## Challenge
Each line that holds the word "horse" is to be identified and copied.

= = = =

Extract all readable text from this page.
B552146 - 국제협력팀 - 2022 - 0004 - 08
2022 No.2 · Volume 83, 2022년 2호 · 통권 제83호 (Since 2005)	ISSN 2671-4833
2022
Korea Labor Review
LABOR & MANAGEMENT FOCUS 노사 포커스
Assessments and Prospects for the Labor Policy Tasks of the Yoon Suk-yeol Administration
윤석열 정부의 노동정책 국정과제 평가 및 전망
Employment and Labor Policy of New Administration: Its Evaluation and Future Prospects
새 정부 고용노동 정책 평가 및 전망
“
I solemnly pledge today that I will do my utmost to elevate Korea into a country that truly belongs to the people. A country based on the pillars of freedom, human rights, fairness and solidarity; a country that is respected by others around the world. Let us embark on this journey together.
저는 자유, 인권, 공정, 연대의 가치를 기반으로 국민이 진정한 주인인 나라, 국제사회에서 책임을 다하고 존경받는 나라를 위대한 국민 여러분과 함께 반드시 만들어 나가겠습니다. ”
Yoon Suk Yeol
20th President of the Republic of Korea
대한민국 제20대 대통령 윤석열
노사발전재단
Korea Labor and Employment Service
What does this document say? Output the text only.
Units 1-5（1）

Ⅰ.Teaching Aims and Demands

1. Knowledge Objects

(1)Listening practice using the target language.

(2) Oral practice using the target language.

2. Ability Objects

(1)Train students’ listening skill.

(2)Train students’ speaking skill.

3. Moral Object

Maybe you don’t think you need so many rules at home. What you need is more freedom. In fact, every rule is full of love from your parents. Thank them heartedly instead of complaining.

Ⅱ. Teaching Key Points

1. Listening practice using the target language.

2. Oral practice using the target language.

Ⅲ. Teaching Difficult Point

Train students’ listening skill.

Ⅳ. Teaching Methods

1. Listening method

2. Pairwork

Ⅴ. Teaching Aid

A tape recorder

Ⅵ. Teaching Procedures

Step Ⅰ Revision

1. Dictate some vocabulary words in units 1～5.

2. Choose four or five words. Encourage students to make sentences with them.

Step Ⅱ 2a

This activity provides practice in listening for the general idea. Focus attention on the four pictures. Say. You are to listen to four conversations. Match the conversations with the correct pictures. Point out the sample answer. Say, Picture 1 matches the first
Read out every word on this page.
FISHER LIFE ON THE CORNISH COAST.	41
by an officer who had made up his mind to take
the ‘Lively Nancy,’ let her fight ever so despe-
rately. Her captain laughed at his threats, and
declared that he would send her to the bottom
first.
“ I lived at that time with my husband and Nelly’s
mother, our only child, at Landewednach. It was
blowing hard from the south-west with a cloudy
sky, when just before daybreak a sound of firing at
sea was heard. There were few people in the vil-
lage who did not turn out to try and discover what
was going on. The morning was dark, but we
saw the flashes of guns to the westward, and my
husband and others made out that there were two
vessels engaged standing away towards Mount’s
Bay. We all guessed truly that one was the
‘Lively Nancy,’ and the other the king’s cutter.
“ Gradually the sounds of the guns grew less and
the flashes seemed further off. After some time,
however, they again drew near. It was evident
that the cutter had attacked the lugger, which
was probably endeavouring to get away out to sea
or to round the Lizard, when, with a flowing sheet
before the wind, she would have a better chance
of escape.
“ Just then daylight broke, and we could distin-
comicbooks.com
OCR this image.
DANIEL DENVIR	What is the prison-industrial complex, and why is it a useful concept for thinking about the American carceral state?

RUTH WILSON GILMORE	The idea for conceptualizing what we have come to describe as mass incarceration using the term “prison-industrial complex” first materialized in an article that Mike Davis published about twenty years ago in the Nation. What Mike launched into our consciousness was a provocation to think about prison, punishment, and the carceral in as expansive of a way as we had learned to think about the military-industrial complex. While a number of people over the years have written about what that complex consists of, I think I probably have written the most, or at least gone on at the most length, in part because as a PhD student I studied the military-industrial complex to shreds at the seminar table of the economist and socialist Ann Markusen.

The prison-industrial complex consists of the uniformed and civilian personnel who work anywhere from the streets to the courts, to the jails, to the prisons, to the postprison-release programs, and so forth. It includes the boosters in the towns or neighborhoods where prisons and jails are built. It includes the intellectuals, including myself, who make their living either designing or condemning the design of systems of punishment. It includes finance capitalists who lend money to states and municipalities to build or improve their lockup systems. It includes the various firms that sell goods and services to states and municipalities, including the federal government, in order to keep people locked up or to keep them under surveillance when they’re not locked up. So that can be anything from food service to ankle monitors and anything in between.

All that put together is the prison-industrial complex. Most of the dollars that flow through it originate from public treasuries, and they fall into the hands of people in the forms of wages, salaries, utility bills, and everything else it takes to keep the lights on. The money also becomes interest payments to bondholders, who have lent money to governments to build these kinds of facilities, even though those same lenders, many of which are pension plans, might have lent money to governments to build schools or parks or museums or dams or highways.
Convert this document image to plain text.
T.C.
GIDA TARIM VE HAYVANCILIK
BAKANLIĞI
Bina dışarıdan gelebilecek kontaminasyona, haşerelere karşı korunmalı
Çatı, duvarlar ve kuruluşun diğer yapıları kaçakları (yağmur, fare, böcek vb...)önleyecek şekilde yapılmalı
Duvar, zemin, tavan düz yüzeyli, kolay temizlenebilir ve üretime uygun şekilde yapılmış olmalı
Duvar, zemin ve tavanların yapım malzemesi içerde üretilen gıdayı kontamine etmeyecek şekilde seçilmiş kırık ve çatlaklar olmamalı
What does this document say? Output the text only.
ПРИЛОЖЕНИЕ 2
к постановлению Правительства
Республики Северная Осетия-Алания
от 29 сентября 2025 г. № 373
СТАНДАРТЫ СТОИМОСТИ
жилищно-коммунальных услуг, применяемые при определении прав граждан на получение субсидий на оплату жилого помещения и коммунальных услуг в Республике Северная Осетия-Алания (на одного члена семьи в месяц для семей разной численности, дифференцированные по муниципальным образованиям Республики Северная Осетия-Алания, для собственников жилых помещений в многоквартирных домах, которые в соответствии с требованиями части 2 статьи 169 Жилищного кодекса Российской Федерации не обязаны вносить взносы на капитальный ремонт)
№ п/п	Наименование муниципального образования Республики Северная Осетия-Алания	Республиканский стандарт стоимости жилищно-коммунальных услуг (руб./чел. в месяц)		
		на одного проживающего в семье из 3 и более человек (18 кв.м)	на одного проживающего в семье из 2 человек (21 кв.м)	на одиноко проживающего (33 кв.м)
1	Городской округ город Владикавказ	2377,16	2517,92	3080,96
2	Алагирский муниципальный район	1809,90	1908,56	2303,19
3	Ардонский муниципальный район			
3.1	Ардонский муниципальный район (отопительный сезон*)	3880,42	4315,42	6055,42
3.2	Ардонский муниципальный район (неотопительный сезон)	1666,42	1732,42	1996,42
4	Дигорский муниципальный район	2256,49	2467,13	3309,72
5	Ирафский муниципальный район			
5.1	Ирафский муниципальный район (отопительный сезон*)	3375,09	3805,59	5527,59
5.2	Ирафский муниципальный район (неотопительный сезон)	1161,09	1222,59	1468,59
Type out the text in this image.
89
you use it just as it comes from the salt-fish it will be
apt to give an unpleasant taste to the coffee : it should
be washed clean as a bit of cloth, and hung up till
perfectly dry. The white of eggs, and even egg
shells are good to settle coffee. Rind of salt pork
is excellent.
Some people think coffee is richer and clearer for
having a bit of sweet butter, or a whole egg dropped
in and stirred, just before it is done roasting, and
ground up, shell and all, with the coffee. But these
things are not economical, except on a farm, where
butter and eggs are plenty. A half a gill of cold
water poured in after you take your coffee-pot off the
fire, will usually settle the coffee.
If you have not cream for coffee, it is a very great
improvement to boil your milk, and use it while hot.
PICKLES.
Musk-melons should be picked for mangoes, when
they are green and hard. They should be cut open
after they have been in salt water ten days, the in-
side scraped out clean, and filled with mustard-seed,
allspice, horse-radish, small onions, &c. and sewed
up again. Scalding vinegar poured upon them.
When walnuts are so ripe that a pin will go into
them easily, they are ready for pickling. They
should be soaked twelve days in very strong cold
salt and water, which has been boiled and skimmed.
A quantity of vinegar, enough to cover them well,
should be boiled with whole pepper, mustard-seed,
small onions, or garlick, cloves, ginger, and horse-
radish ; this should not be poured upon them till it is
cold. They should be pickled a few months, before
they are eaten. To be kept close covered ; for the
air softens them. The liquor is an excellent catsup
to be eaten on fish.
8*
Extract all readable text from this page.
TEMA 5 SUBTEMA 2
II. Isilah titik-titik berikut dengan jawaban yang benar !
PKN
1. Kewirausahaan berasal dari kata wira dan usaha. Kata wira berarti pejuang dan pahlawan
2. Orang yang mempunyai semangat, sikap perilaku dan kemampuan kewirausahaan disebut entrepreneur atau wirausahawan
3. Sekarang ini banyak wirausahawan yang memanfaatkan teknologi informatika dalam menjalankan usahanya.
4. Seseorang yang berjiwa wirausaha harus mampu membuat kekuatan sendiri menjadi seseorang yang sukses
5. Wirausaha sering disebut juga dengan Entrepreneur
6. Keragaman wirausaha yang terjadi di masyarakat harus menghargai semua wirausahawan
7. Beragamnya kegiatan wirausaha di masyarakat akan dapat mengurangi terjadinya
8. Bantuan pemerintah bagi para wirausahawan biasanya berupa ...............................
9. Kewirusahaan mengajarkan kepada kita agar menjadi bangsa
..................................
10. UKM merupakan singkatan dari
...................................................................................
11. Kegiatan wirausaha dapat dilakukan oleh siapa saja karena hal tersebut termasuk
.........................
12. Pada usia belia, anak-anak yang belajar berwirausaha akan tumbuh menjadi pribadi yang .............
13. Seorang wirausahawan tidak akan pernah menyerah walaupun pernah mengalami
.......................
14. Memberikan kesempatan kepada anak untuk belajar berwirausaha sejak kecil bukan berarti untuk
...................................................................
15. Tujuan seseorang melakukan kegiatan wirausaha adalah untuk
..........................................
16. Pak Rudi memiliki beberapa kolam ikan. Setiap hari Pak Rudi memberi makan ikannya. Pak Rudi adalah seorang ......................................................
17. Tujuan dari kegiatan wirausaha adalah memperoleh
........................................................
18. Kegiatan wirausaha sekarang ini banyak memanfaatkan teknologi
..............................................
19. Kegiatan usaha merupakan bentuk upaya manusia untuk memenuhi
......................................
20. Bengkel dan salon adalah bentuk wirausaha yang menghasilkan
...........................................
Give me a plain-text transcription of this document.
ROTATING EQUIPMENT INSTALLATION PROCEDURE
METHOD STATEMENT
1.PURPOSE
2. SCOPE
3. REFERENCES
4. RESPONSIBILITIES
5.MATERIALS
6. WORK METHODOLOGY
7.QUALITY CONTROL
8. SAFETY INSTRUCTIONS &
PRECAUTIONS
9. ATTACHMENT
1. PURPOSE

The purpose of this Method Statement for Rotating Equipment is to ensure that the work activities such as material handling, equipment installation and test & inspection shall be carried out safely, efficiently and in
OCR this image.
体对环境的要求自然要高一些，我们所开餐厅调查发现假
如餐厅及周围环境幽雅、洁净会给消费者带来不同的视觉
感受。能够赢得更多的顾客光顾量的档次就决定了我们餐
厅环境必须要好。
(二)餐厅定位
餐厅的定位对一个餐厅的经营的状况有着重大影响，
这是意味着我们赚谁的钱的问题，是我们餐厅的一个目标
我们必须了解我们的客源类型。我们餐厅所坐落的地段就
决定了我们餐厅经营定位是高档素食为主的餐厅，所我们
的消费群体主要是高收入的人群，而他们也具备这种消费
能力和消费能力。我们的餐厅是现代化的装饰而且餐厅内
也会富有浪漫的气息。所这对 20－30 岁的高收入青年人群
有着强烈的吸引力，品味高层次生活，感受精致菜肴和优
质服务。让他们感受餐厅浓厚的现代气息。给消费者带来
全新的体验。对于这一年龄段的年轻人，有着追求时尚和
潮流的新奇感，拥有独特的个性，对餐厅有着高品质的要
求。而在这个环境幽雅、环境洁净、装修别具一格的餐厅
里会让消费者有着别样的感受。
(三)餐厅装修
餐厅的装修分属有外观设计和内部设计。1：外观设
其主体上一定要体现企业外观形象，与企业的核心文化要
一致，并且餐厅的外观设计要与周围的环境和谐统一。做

= = = =

## Problem solution
allspice, horse-radish, small onions, &c. and sewed
small onions, or garlick, cloves, ginger, and horse-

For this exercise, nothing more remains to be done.